> _PROBLEM DESCRIPTION_
Extract every line from the records below that contains the word "data".

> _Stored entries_
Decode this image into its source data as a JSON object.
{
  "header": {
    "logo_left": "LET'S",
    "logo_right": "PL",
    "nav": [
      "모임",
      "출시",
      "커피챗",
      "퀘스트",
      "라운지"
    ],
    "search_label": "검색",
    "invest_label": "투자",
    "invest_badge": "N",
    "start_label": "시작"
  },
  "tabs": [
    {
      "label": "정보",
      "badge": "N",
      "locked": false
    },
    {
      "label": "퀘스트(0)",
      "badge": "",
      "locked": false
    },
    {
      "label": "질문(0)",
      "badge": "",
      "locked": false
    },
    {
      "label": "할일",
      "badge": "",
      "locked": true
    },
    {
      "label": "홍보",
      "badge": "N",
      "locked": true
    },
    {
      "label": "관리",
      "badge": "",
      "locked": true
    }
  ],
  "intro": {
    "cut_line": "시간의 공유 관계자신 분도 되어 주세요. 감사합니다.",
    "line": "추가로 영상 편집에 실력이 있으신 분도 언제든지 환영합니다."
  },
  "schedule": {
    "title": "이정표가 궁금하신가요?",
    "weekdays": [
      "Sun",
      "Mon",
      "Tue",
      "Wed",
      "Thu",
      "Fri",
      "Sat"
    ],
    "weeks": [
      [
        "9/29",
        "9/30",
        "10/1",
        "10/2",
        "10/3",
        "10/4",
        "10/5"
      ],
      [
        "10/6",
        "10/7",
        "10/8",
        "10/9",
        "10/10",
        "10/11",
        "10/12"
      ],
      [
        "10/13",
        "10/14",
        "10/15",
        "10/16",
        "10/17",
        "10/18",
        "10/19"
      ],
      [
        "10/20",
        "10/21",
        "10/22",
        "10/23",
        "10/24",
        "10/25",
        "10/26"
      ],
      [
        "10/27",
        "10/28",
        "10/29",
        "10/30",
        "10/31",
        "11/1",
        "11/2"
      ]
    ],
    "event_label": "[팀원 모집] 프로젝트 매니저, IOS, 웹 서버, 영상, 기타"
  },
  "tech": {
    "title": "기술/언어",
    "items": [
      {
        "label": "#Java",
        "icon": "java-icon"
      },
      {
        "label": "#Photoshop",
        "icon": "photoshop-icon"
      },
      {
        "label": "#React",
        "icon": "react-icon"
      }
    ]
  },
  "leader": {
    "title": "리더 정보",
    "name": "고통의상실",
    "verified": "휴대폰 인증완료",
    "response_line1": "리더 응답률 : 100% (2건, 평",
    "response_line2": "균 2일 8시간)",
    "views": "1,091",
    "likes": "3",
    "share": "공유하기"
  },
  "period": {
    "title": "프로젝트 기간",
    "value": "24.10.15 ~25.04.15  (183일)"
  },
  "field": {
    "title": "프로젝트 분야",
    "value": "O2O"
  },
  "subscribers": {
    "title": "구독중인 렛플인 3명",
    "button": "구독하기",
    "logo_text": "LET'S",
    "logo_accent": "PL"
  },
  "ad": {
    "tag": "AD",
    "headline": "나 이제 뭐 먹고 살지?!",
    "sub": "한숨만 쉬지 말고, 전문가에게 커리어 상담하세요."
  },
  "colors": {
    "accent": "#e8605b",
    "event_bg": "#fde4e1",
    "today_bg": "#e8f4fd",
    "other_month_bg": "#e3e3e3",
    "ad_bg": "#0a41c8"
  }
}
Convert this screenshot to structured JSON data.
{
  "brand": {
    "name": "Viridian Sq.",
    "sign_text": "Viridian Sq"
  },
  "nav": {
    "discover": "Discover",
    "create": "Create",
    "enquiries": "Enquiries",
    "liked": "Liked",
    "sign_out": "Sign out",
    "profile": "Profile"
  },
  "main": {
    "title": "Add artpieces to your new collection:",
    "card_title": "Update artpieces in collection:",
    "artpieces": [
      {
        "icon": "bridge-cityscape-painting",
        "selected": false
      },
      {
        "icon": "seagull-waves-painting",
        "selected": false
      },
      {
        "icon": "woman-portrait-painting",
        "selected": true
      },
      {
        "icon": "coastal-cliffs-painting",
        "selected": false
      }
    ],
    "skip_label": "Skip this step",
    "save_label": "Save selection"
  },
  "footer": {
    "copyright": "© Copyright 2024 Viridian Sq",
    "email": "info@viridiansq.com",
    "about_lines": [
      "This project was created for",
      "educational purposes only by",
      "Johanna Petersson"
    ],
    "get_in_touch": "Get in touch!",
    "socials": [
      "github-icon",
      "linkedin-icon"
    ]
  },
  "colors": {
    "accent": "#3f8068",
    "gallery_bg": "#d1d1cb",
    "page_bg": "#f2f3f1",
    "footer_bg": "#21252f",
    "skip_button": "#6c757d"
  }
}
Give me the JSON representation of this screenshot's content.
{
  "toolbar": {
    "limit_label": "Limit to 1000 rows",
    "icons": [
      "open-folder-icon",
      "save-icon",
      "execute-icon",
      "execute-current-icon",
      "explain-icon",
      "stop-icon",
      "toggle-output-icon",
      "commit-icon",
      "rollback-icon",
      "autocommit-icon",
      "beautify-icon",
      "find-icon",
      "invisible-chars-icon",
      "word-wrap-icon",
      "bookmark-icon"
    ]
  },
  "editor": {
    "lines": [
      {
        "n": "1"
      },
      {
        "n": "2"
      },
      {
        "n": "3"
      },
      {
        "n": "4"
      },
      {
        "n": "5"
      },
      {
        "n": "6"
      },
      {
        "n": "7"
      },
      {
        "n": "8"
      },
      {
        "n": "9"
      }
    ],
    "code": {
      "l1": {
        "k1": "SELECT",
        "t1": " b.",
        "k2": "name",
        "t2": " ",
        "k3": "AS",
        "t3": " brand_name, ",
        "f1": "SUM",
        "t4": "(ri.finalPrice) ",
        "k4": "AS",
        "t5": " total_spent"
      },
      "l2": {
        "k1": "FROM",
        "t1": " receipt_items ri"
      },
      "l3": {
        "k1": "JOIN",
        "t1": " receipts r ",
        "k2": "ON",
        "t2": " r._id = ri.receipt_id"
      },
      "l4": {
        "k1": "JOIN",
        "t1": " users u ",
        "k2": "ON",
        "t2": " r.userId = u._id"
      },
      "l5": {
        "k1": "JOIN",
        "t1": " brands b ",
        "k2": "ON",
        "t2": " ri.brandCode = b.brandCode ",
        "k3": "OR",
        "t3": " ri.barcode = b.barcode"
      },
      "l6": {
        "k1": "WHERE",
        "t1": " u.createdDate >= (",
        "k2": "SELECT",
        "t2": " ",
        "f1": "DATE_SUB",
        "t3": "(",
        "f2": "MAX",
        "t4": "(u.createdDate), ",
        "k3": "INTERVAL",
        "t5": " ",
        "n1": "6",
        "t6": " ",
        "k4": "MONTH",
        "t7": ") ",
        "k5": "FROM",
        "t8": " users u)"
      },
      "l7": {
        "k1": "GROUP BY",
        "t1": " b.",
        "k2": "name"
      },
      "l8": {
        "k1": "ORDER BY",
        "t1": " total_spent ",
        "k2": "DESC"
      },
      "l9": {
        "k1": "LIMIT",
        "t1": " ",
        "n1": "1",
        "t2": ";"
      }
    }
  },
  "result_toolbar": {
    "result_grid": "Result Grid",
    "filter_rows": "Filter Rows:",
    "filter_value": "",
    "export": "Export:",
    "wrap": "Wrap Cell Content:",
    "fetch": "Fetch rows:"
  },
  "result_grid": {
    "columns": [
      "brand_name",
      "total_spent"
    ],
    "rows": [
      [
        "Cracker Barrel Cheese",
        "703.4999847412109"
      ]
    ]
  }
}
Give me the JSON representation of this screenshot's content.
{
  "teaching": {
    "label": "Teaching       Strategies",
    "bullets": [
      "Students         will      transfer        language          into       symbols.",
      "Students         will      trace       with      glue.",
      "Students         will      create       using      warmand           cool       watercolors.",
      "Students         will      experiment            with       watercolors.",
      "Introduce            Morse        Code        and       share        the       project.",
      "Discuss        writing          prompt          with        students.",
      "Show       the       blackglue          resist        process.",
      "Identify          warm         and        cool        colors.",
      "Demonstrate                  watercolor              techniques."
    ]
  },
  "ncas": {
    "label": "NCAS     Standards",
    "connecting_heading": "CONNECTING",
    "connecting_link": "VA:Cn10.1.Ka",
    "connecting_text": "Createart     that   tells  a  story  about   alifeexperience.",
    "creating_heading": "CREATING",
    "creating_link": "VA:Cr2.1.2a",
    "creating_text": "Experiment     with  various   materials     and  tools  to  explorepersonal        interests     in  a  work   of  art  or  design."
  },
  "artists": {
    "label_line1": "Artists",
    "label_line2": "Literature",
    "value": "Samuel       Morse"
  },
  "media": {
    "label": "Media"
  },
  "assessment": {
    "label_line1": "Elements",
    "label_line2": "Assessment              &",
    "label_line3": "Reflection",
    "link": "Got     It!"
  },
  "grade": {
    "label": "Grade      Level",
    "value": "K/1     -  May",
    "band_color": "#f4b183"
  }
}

> _TASK SOLUTION_
Decode this image into its source data as a JSON object.
Convert this screenshot to structured JSON data.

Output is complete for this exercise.